* Begin Extracted entries *

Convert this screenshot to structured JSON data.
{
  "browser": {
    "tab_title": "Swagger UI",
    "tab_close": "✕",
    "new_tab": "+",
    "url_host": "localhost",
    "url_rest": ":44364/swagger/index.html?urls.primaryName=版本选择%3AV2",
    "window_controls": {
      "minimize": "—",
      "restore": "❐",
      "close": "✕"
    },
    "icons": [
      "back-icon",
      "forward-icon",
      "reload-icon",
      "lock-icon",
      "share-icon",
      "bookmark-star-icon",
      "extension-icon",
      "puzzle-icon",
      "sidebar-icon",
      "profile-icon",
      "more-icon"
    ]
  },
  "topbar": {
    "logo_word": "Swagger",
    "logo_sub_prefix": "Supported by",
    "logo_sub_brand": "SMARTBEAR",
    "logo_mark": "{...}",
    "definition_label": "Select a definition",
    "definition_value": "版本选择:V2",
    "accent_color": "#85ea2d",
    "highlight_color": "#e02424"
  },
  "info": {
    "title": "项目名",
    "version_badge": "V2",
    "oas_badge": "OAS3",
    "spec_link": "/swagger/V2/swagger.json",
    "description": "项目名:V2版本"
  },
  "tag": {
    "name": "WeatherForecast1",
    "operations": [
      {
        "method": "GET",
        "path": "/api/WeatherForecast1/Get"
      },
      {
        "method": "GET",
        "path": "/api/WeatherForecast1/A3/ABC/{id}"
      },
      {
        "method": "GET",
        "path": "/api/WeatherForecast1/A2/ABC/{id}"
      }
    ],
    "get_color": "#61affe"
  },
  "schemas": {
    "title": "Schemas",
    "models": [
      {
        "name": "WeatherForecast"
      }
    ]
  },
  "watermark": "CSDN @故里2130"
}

* End Extracted entries *

Quote each line above in full, word for word.

Convert this screenshot to structured JSON data.
{
  "browser": {
    "tab_title": "Swagger UI",
    "tab_close": "✕",
    "new_tab": "+",
    "url_host": "localhost",
    "url_rest": ":44364/swagger/index.html?urls.primaryName=版本选择%3AV2",
    "window_controls": {
      "minimize": "—",
      "restore": "❐",
      "close": "✕"
    },
    "icons": [
      "back-icon",
      "forward-icon",
      "reload-icon",
      "lock-icon",
      "share-icon",
      "bookmark-star-icon",
      "extension-icon",
      "puzzle-icon",
      "sidebar-icon",
      "profile-icon",
      "more-icon"
    ]
  },
  "topbar": {
    "logo_word": "Swagger",
    "logo_sub_prefix": "Supported by",
    "logo_sub_brand": "SMARTBEAR",
    "logo_mark": "{...}",
    "definition_label": "Select a definition",
    "definition_value": "版本选择:V2",
    "accent_color": "#85ea2d",
    "highlight_color": "#e02424"
  },
  "info": {
    "title": "项目名",
    "version_badge": "V2",
    "oas_badge": "OAS3",
    "spec_link": "/swagger/V2/swagger.json",
    "description": "项目名:V2版本"
  },
  "tag": {
    "name": "WeatherForecast1",
    "operations": [
      {
        "method": "GET",
        "path": "/api/WeatherForecast1/Get"
      },
      {
        "method": "GET",
        "path": "/api/WeatherForecast1/A3/ABC/{id}"
      },
      {
        "method": "GET",
        "path": "/api/WeatherForecast1/A2/ABC/{id}"
      }
    ],
    "get_color": "#61affe"
  },
  "schemas": {
    "title": "Schemas",
    "models": [
      {
        "name": "WeatherForecast"
      }
    ]
  },
  "watermark": "CSDN @故里2130"
}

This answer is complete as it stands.